_WHAT THIS EXERCISE ASKS:_
a) Translate into Spanish this sentence from the passage on bathing below: "The skin is a breathing apparatus, and unless it be kept clean it cannot properly perform its functions."
b) Update the part of the passage on bathing between "Still to be" and "poverty’s worst foe.", inclusive, so that "pure" becomes "clean".

** PROVIDED TEXT follows **

76. It would be well for her, when practicable, to have, after she has finished dressing, a quarter of an hour’s walk, either in the garden or in the grounds, in order to insure a reaction, and thus to induce a healthy glow of the circulation, and to give her an appetite for her breakfast. A quarter of an hour’s walk before breakfast is more beneficial to health than an hour’s walk after breakfast.

77. If a lady have not been accustomed to a thorough ablution, as just directed, of her whole body, let her, if possible, before commencing, take a trip to the coast, and have a few dips in the sea; after which she might at once go through the processes above advised with safety, comfort, and advantage; but whether she be able to bathe in the sea or not, she must, if she is to be strong and healthy, gradually accustom herself to a daily ablution of the whole of her body. The skin is a breathing apparatus, and unless it be kept clean it cannot properly perform its functions. It might be said, it will take time and trouble daily to cleanse the whole of the skin: it will; but no more than ten minutes, or a quarter of an hour, to go through the whole of the above processes of bathing and of drying the skin. The acquisition of health takes both time and trouble; but nothing worth having in this world is done without it! There is no royal road to health; but although the path at first might be a little rugged and disagreeable, it soon becomes from practice smooth and pleasant!

78. Oh, if my fair reader did but know the value of thorough cold water ablutions, she would not lose a day before giving the plan I have above recommended a trial. It would banish all, or nearly all, her little ailments and nervousness; it would make her dispense with many of her wrappings; it would, in the winter time, keep her from coddling and crudling over the fire; it would cause her to resist cold and disease; it would, if she were inclined to constipation, tend to regulate her bowels; it would strengthen her back and loins; it would make her blooming, healthy, and strong; and it would pave the way, and fit her, in due time, to become a mother, and the mother of fine, hearty children! My reader must not fancy that I have overdrawn the picture; I have painted it from the life. “I only tell what I do know, and declare what I do believe.” Let me urge but a trial, and then my fair inquirer will have cause to be thankful that she had been induced to carry out my views, and I shall rejoice that I have been the means of her doing so. Hear what a physician and a poet, a man of sound sense and of sterling intellect, says of the value of ablution. He speaks of warm ablution, which certainly is, at the beginning of using thorough ablution, the best; but the sooner cold can be substituted for warm the better it will be for the health and strength and spirits of the bather:

“The warm ablution, just enough to clear

The sluices of the skin, enough to keep

The body sacred from indecent soil.

Still to be pure, even did it not conduce

(As much as it does) to health, were greatly worth

Your daily pains; it is this adorns the rich;

The want of it is poverty’s worst foe.

** End of PROVIDED TEXT **
** SUPPLIED RECORDS follows **

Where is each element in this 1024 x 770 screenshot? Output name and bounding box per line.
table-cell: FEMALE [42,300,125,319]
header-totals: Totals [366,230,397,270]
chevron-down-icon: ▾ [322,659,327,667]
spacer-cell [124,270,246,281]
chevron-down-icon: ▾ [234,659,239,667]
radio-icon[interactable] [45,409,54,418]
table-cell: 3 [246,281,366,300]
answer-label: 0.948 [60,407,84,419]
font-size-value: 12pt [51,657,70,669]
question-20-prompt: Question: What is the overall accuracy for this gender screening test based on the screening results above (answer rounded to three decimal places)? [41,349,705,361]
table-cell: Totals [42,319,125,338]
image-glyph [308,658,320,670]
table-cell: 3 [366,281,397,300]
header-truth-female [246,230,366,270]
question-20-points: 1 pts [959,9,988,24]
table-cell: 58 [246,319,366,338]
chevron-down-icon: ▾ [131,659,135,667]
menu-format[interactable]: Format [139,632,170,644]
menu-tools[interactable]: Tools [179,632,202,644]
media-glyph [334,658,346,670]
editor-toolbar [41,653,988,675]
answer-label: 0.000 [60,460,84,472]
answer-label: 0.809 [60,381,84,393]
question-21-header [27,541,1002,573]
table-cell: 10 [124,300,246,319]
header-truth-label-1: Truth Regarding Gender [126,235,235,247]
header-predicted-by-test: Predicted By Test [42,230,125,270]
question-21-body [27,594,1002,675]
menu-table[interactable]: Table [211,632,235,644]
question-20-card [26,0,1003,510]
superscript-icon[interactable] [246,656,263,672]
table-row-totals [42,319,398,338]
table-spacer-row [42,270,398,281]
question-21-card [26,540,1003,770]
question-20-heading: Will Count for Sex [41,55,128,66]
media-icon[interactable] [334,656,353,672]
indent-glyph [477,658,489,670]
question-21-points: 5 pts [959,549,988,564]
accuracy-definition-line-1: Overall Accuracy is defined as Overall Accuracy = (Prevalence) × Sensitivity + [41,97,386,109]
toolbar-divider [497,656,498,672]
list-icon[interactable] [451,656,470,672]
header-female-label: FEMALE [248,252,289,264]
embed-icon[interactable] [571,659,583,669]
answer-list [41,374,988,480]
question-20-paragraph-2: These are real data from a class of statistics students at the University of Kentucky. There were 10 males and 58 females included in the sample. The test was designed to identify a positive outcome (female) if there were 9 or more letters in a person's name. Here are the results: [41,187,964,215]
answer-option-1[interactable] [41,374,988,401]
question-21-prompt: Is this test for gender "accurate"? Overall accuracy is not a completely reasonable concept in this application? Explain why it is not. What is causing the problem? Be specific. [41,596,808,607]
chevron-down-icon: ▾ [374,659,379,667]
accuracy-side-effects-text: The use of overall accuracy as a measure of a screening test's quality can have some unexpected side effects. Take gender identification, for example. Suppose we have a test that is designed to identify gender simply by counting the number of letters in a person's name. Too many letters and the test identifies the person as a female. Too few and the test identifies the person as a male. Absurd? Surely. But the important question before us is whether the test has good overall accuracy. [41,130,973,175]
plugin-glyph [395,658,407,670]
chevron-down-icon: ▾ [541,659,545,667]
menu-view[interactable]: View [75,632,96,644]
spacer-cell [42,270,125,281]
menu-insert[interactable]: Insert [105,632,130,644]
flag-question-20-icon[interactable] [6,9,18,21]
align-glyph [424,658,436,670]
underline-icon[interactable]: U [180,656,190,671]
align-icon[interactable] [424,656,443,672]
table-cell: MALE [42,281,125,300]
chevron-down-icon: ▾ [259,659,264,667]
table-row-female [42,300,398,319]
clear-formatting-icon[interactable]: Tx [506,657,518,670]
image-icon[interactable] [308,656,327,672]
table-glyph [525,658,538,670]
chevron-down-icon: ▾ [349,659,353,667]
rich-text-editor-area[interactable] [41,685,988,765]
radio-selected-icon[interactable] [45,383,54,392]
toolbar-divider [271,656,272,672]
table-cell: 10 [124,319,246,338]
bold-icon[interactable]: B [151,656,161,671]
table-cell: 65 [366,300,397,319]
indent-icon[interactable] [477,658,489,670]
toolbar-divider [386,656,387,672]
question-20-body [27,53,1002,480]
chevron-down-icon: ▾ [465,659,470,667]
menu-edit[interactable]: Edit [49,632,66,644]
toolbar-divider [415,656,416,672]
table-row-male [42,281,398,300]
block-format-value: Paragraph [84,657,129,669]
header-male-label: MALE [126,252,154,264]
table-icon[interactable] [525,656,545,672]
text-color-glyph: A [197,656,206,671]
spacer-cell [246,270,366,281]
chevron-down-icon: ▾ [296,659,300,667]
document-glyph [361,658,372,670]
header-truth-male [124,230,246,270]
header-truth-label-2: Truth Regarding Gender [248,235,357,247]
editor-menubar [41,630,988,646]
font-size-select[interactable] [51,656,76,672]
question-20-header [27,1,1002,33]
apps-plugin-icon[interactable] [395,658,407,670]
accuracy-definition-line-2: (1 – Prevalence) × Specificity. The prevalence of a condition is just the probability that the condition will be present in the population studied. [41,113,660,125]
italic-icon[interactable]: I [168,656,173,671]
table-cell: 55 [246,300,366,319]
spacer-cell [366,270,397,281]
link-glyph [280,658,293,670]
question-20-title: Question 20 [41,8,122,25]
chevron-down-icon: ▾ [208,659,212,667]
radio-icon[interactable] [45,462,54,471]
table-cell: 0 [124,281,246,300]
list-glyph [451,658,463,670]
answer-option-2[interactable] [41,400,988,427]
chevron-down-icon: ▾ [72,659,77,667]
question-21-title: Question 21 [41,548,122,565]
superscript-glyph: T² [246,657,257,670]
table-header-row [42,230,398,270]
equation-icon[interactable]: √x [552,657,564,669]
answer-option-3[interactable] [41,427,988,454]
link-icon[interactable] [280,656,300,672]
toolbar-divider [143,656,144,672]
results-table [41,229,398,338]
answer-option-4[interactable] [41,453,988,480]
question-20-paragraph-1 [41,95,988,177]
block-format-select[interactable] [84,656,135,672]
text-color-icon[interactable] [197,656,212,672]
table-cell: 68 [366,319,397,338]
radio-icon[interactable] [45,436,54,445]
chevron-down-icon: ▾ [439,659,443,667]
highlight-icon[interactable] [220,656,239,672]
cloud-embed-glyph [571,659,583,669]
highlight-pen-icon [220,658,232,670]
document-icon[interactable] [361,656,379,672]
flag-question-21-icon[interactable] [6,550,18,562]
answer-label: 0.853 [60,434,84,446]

** End of SUPPLIED RECORDS **

_RESPONSE LIST:_
a) La piel es un aparato respiratorio y, a menos que se mantenga limpia, no puede desempeñar adecuadamente sus funciones.

b)
Still to be clean, even did it not conduce

(As much as it does) to health, were greatly worth

Your daily pains; it is this adorns the rich;

The want of it is poverty’s worst foe.